> [The problem]: Below are the records; pull every line that includes "pístu".

> [Source data]:
▬▬▬

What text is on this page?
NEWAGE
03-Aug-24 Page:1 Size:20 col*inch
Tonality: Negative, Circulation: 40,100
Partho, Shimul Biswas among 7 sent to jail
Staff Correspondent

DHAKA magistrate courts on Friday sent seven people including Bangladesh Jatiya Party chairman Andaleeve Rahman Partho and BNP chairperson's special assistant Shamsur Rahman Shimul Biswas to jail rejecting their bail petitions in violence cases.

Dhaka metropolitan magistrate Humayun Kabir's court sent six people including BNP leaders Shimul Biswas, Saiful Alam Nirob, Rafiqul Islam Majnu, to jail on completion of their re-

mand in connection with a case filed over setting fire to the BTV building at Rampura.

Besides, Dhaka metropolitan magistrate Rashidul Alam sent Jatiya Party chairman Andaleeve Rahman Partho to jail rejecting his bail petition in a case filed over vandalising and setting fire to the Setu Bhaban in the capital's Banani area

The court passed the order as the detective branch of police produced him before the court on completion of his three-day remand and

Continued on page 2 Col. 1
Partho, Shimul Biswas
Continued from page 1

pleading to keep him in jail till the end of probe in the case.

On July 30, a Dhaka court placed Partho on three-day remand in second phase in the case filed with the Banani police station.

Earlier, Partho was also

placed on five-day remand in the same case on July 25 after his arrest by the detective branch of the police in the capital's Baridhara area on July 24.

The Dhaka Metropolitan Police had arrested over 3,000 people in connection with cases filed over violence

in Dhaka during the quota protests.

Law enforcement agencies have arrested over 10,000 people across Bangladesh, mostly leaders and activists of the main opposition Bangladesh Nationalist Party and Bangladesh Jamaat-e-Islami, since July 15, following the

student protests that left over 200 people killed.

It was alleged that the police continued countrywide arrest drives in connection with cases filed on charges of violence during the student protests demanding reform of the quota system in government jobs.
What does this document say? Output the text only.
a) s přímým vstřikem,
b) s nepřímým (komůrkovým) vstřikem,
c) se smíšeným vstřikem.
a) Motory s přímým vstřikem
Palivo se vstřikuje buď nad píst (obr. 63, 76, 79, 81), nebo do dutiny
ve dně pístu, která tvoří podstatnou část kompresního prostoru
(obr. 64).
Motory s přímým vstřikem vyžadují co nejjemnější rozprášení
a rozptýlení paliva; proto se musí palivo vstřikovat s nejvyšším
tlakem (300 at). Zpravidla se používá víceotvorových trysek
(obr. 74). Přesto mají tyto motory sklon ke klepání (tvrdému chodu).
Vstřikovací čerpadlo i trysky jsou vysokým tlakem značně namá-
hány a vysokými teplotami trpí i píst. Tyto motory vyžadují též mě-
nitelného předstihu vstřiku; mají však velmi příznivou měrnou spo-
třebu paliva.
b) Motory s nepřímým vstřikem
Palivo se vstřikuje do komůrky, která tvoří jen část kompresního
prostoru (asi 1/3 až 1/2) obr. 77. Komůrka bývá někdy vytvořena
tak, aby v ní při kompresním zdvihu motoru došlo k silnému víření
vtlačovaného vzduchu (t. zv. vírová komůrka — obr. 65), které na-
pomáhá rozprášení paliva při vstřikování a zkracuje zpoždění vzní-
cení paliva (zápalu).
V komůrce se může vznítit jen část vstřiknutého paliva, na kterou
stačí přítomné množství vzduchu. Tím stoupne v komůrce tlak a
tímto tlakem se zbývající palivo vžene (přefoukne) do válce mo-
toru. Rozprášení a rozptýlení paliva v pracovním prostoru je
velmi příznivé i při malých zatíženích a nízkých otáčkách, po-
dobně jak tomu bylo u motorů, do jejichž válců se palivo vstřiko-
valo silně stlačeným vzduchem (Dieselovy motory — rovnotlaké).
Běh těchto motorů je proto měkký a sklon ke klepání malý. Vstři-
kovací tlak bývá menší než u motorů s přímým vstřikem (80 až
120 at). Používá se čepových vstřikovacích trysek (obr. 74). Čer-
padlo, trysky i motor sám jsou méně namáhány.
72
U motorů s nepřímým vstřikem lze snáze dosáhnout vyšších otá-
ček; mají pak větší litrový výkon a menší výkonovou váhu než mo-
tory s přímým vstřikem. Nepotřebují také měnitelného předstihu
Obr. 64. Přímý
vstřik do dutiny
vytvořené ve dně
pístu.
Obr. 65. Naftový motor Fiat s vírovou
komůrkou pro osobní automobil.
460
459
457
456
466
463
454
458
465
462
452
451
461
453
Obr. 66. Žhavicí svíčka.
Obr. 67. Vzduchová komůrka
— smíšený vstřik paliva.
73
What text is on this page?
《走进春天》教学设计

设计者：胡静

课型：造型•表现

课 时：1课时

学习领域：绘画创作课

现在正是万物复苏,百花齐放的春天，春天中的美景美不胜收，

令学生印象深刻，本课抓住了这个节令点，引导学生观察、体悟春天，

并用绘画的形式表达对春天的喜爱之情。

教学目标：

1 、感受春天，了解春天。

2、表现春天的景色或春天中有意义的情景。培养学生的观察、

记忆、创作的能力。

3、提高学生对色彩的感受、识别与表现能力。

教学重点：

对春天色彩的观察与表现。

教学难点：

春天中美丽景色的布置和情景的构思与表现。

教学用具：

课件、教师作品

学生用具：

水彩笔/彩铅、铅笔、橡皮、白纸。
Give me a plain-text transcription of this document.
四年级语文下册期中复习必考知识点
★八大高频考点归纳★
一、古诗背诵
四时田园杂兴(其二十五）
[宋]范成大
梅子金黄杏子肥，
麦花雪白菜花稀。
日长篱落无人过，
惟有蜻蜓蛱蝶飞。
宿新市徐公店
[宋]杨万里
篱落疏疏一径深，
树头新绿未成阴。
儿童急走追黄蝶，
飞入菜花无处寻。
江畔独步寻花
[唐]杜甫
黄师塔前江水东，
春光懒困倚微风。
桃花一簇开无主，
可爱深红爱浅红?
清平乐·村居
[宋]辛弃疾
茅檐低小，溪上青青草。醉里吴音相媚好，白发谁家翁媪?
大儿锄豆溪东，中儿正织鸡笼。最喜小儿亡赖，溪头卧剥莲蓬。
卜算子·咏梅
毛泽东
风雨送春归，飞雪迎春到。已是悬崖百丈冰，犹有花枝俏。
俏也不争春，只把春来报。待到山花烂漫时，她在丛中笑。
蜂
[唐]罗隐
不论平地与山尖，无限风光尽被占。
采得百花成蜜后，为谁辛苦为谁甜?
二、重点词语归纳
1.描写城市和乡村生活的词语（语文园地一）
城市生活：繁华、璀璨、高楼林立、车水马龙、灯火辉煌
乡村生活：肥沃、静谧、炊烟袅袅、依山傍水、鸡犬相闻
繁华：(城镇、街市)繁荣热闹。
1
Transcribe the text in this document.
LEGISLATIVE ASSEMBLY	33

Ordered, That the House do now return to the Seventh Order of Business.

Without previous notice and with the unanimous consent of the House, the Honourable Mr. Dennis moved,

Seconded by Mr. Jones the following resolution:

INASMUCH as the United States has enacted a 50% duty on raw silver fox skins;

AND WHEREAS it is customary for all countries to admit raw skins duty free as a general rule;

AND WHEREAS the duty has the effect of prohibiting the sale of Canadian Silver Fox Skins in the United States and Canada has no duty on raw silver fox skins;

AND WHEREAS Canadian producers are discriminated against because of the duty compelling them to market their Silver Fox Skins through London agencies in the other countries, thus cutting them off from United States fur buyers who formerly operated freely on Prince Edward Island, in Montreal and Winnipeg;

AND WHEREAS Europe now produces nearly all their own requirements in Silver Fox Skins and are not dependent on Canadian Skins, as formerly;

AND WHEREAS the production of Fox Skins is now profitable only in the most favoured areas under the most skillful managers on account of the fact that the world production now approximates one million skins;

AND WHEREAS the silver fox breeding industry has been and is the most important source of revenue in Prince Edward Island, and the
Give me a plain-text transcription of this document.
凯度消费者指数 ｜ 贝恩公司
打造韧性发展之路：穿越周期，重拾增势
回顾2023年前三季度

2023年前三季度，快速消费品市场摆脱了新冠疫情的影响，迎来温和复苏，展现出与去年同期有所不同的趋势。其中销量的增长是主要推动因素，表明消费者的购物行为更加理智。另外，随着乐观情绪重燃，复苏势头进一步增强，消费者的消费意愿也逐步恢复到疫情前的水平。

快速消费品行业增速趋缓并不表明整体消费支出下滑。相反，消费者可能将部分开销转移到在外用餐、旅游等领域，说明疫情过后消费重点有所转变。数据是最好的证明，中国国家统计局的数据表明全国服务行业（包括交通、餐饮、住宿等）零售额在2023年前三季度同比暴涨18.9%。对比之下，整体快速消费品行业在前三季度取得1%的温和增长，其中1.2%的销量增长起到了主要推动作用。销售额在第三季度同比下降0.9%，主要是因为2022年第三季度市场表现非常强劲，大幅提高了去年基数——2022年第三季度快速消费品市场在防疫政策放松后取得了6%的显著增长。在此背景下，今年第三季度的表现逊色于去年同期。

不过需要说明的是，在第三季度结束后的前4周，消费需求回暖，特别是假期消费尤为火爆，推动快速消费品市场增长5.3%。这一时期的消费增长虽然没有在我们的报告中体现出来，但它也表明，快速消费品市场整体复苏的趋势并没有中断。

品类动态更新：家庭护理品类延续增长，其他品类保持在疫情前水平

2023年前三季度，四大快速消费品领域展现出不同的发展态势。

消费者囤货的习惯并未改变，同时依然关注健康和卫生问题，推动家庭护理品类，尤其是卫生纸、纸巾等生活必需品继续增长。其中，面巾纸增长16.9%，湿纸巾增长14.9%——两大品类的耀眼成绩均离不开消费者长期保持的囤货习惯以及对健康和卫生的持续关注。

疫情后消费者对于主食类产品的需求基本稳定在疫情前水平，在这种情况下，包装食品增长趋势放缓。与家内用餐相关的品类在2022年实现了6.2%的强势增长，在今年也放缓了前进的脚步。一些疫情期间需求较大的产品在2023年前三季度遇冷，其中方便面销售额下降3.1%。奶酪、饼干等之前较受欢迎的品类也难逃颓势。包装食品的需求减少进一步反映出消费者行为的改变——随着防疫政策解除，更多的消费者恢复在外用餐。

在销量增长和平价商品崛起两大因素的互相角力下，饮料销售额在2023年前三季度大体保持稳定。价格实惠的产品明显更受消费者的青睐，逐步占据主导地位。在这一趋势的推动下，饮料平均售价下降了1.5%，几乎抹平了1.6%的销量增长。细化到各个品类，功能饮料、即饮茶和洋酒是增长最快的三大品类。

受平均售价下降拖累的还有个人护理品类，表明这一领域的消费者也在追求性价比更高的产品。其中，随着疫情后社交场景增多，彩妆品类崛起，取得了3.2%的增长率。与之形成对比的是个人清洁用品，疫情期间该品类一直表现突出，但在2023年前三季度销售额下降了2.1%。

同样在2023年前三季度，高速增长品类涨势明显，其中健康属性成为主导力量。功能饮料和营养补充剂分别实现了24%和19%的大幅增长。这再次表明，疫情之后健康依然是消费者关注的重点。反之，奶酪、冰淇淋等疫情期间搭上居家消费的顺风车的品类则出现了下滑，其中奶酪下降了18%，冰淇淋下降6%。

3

▬▬▬

> [Response to this exercise]:
ve dně pístu, která tvoří podstatnou část kompresního prostoru
pístu.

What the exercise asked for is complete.